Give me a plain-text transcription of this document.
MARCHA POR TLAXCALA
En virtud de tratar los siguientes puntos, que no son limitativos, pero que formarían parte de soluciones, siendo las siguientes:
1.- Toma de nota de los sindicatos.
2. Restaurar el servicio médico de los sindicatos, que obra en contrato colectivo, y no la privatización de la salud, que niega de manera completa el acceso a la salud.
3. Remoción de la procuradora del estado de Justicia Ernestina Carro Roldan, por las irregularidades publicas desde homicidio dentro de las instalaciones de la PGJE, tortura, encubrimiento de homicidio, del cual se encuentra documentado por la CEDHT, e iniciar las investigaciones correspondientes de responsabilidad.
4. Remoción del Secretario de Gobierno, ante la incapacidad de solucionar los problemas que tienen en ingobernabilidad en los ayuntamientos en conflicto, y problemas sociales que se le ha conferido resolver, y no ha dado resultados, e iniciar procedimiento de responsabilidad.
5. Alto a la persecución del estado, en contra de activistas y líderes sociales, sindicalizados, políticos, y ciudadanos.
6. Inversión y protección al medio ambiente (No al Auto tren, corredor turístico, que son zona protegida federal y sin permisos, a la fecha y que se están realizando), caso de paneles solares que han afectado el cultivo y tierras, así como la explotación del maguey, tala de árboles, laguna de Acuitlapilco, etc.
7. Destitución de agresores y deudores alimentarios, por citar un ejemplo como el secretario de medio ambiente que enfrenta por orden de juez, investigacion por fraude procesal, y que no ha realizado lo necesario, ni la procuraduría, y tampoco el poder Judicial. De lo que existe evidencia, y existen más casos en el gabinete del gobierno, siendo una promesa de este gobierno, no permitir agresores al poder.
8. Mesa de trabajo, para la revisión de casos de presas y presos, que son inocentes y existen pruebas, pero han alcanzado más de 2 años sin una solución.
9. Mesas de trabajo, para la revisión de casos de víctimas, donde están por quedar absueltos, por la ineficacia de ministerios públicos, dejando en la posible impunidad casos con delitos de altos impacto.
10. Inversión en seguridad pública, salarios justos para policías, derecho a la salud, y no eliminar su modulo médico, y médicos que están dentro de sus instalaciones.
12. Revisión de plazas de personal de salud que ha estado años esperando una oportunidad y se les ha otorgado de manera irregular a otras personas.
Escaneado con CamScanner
******
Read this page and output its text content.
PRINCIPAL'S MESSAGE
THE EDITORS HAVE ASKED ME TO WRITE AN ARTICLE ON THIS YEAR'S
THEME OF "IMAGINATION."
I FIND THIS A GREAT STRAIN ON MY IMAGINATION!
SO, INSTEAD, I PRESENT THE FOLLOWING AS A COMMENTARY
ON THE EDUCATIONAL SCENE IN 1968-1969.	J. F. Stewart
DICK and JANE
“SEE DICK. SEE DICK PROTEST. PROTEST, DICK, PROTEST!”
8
******
- _GIVEN INSTRUCTION_:
Your answer should be a single number: the count of lines in the data that include the word "trabajo".

- _SOLUTION FOR THIS TASK_:
2